> **TASK**: Please give the entries again in full and exactly, without any picture.
/---
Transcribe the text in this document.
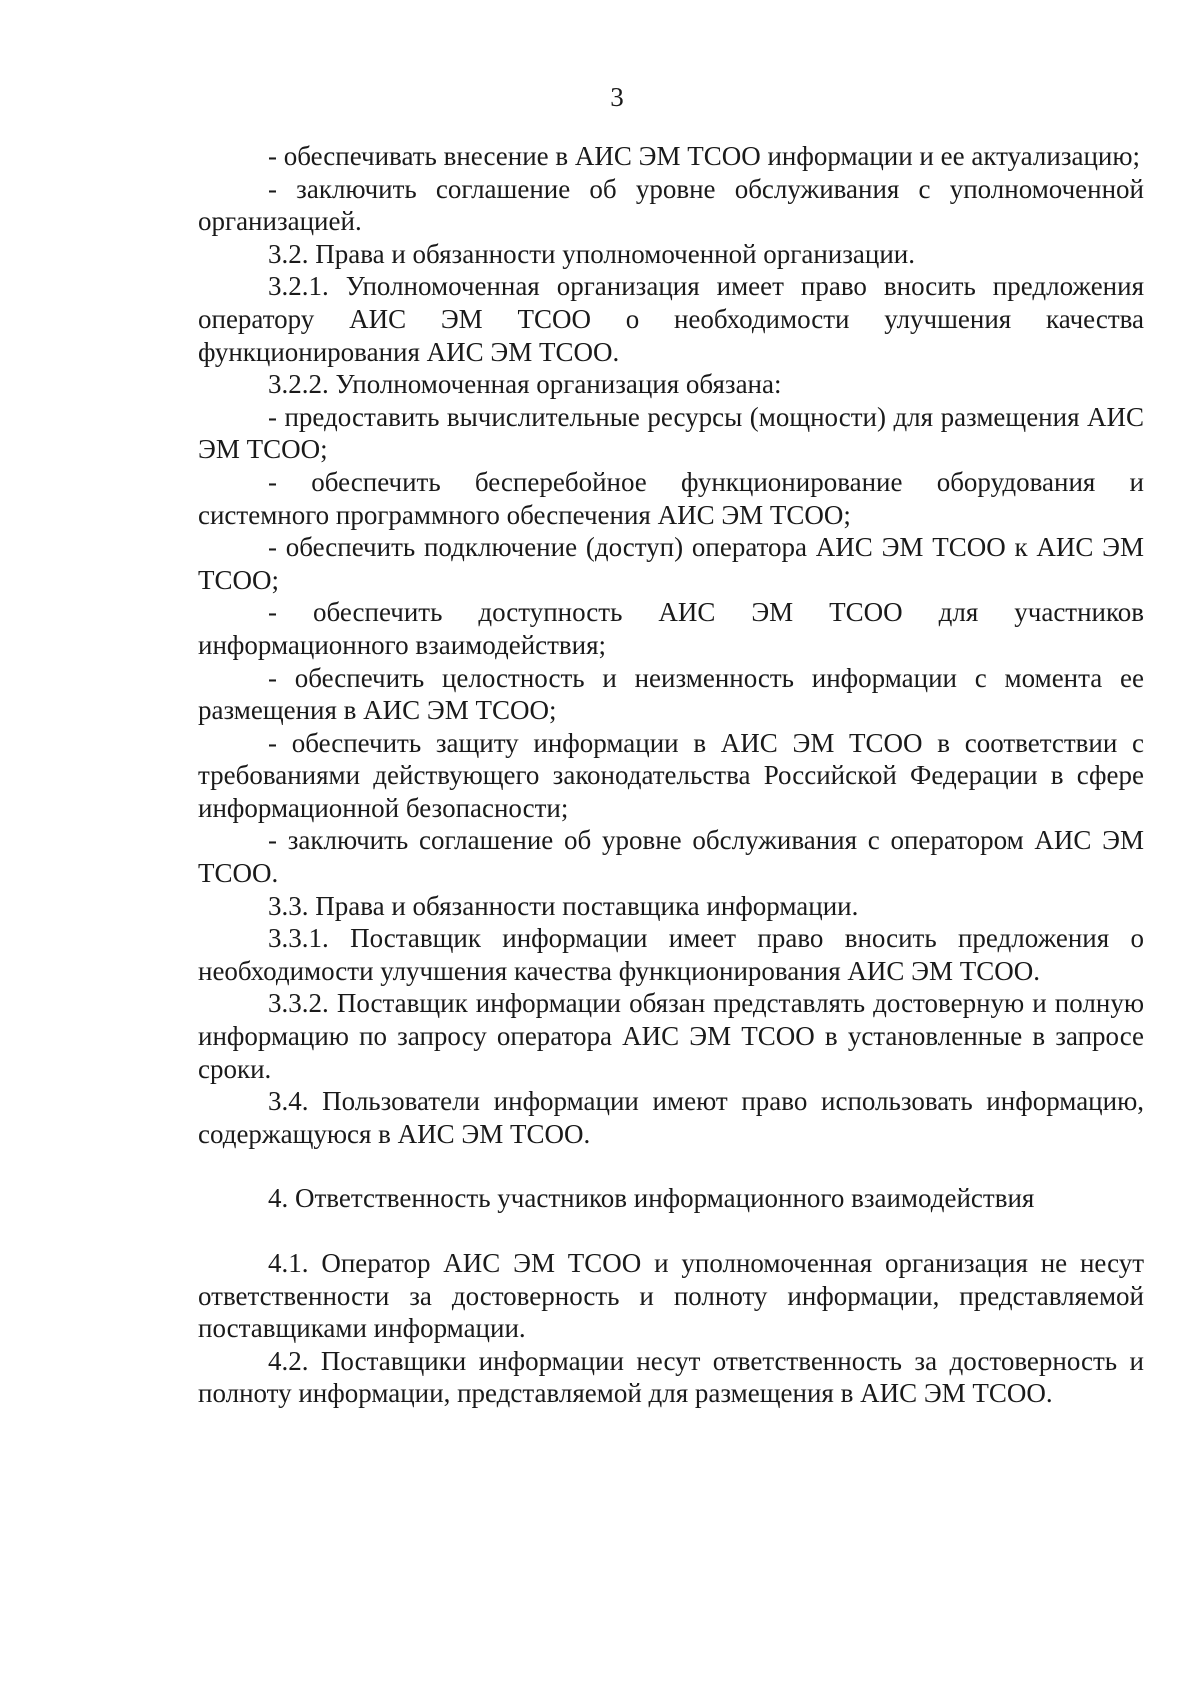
3

- обеспечивать внесение в АИС ЭМ ТСОО информации и ее актуализацию;

- заключить соглашение об уровне обслуживания с уполномоченной организацией.

3.2. Права и обязанности уполномоченной организации.

3.2.1. Уполномоченная организация имеет право вносить предложения оператору АИС ЭМ ТСОО о необходимости улучшения качества функционирования АИС ЭМ ТСОО.

3.2.2. Уполномоченная организация обязана:

- предоставить вычислительные ресурсы (мощности) для размещения АИС ЭМ ТСОО;

- обеспечить бесперебойное функционирование оборудования и системного программного обеспечения АИС ЭМ ТСОО;

- обеспечить подключение (доступ) оператора АИС ЭМ ТСОО к АИС ЭМ ТСОО;

- обеспечить доступность АИС ЭМ ТСОО для участников информационного взаимодействия;

- обеспечить целостность и неизменность информации с момента ее размещения в АИС ЭМ ТСОО;

- обеспечить защиту информации в АИС ЭМ ТСОО в соответствии с требованиями действующего законодательства Российской Федерации в сфере информационной безопасности;

- заключить соглашение об уровне обслуживания с оператором АИС ЭМ ТСОО.

3.3. Права и обязанности поставщика информации.

3.3.1. Поставщик информации имеет право вносить предложения о необходимости улучшения качества функционирования АИС ЭМ ТСОО.

3.3.2. Поставщик информации обязан представлять достоверную и полную информацию по запросу оператора АИС ЭМ ТСОО в установленные в запросе сроки.

3.4. Пользователи информации имеют право использовать информацию, содержащуюся в АИС ЭМ ТСОО.

4. Ответственность участников информационного взаимодействия

4.1. Оператор АИС ЭМ ТСОО и уполномоченная организация не несут ответственности за достоверность и полноту информации, представляемой поставщиками информации.

4.2. Поставщики информации несут ответственность за достоверность и полноту информации, представляемой для размещения в АИС ЭМ ТСОО.
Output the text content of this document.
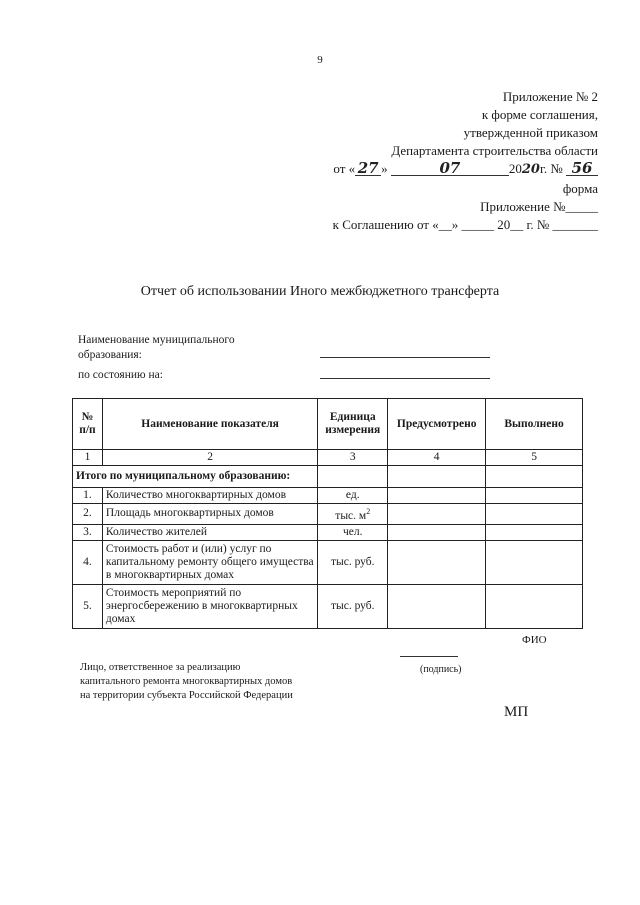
9
Приложение № 2
к форме соглашения,
утвержденной приказом
Департамента строительства области
от « 27 »	07	2020г. № 56
форма
Приложение №_____
к Соглашению от «__» _____ 20__ г. № _______
Отчет об использовании Иного межбюджетного трансферта
Наименование муниципального
образования:
по состоянию на:
№ п/п	Наименование показателя	Единица измерения	Предусмотрено	Выполнено
1	2	3	4	5
Итого по муниципальному образованию:				
1.	Количество многоквартирных домов	ед.		
2.	Площадь многоквартирных домов	тыс. $м^2$		
3.	Количество жителей	чел.		
4.	Стоимость работ и (или) услуг по капитальному ремонту общего имущества в многоквартирных домах	тыс. руб.		
5.	Стоимость мероприятий по энергосбережению в многоквартирных домах	тыс. руб.		
ФИО
(подпись)
Лицо, ответственное за реализацию
капитального ремонта многоквартирных домов
на территории субъекта Российской Федерации
МП
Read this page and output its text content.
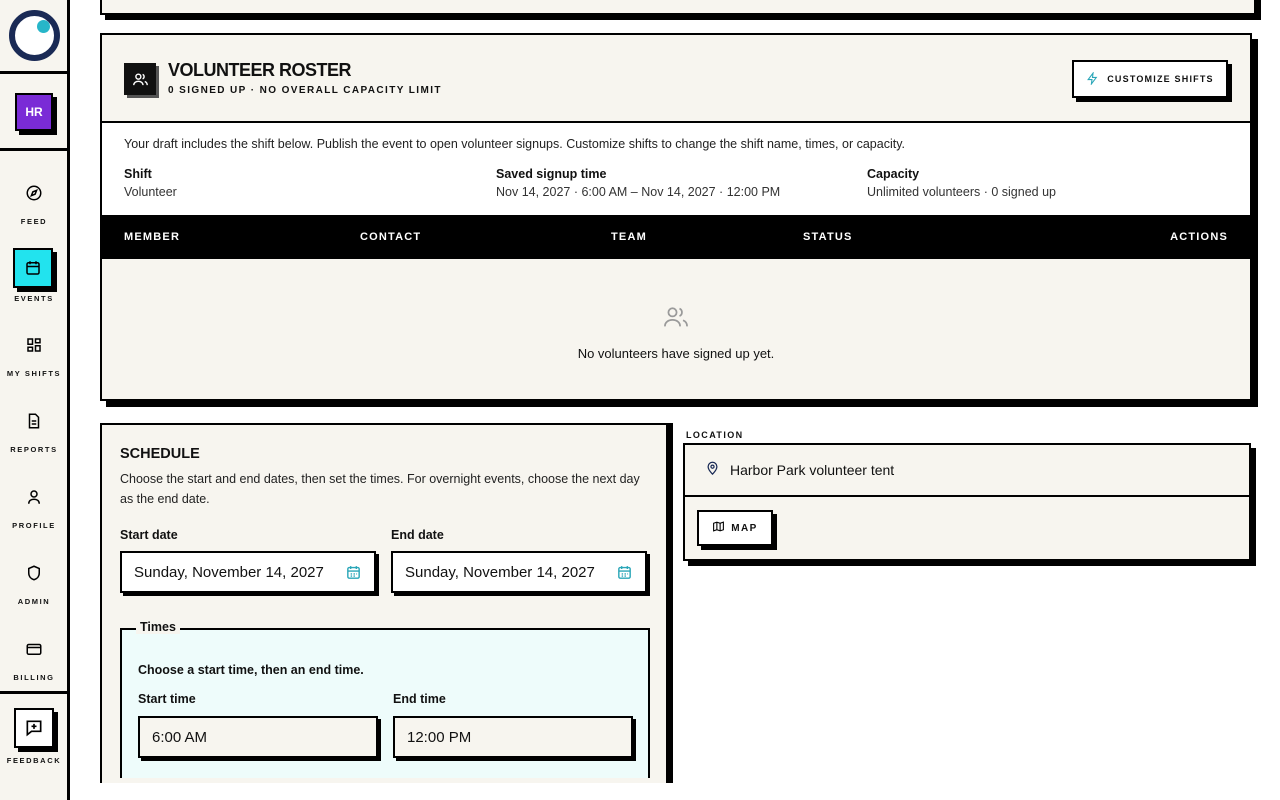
HR
FEED
EVENTS
MY SHIFTS
REPORTS
PROFILE
ADMIN
BILLING
FEEDBACK
VOLUNTEER ROSTER
0 SIGNED UP · NO OVERALL CAPACITY LIMIT
CUSTOMIZE SHIFTS
Your draft includes the shift below. Publish the event to open volunteer signups. Customize shifts to change the shift name, times, or capacity.
Shift
Volunteer
Saved signup time
Nov 14, 2027 · 6:00 AM – Nov 14, 2027 · 12:00 PM
Capacity
Unlimited volunteers · 0 signed up
MEMBER	CONTACT	TEAM	STATUS	ACTIONS
No volunteers have signed up yet.
SCHEDULE
Choose the start and end dates, then set the times. For overnight events, choose the next day as the end date.
Start date
Sunday, November 14, 2027
End date
Sunday, November 14, 2027
Times
Choose a start time, then an end time.
Start time
6:00 AM
End time
12:00 PM
LOCATION
Harbor Park volunteer tent
MAP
\---
> **WRITTEN SOLUTION**:
Transcribe the text in this document.
3

- обеспечивать внесение в АИС ЭМ ТСОО информации и ее актуализацию;

- заключить соглашение об уровне обслуживания с уполномоченной организацией.

3.2. Права и обязанности уполномоченной организации.

3.2.1. Уполномоченная организация имеет право вносить предложения оператору АИС ЭМ ТСОО о необходимости улучшения качества функционирования АИС ЭМ ТСОО.

3.2.2. Уполномоченная организация обязана:

- предоставить вычислительные ресурсы (мощности) для размещения АИС ЭМ ТСОО;

- обеспечить бесперебойное функционирование оборудования и системного программного обеспечения АИС ЭМ ТСОО;

- обеспечить подключение (доступ) оператора АИС ЭМ ТСОО к АИС ЭМ ТСОО;

- обеспечить доступность АИС ЭМ ТСОО для участников информационного взаимодействия;

- обеспечить целостность и неизменность информации с момента ее размещения в АИС ЭМ ТСОО;

- обеспечить защиту информации в АИС ЭМ ТСОО в соответствии с требованиями действующего законодательства Российской Федерации в сфере информационной безопасности;

- заключить соглашение об уровне обслуживания с оператором АИС ЭМ ТСОО.

3.3. Права и обязанности поставщика информации.

3.3.1. Поставщик информации имеет право вносить предложения о необходимости улучшения качества функционирования АИС ЭМ ТСОО.

3.3.2. Поставщик информации обязан представлять достоверную и полную информацию по запросу оператора АИС ЭМ ТСОО в установленные в запросе сроки.

3.4. Пользователи информации имеют право использовать информацию, содержащуюся в АИС ЭМ ТСОО.

4. Ответственность участников информационного взаимодействия

4.1. Оператор АИС ЭМ ТСОО и уполномоченная организация не несут ответственности за достоверность и полноту информации, представляемой поставщиками информации.

4.2. Поставщики информации несут ответственность за достоверность и полноту информации, представляемой для размещения в АИС ЭМ ТСОО.
Output the text content of this document.
9
Приложение № 2
к форме соглашения,
утвержденной приказом
Департамента строительства области
от « 27 »	07	2020г. № 56
форма
Приложение №_____
к Соглашению от «__» _____ 20__ г. № _______
Отчет об использовании Иного межбюджетного трансферта
Наименование муниципального
образования:
по состоянию на:
№ п/п	Наименование показателя	Единица измерения	Предусмотрено	Выполнено
1	2	3	4	5
Итого по муниципальному образованию:				
1.	Количество многоквартирных домов	ед.		
2.	Площадь многоквартирных домов	тыс. $м^2$		
3.	Количество жителей	чел.		
4.	Стоимость работ и (или) услуг по капитальному ремонту общего имущества в многоквартирных домах	тыс. руб.		
5.	Стоимость мероприятий по энергосбережению в многоквартирных домах	тыс. руб.		
ФИО
(подпись)
Лицо, ответственное за реализацию
капитального ремонта многоквартирных домов
на территории субъекта Российской Федерации
МП
Read this page and output its text content.
HR
FEED
EVENTS
MY SHIFTS
REPORTS
PROFILE
ADMIN
BILLING
FEEDBACK
VOLUNTEER ROSTER
0 SIGNED UP · NO OVERALL CAPACITY LIMIT
CUSTOMIZE SHIFTS
Your draft includes the shift below. Publish the event to open volunteer signups. Customize shifts to change the shift name, times, or capacity.
Shift
Volunteer
Saved signup time
Nov 14, 2027 · 6:00 AM – Nov 14, 2027 · 12:00 PM
Capacity
Unlimited volunteers · 0 signed up
MEMBER	CONTACT	TEAM	STATUS	ACTIONS
No volunteers have signed up yet.
SCHEDULE
Choose the start and end dates, then set the times. For overnight events, choose the next day as the end date.
Start date
Sunday, November 14, 2027
End date
Sunday, November 14, 2027
Times
Choose a start time, then an end time.
Start time
6:00 AM
End time
12:00 PM
LOCATION
Harbor Park volunteer tent
MAP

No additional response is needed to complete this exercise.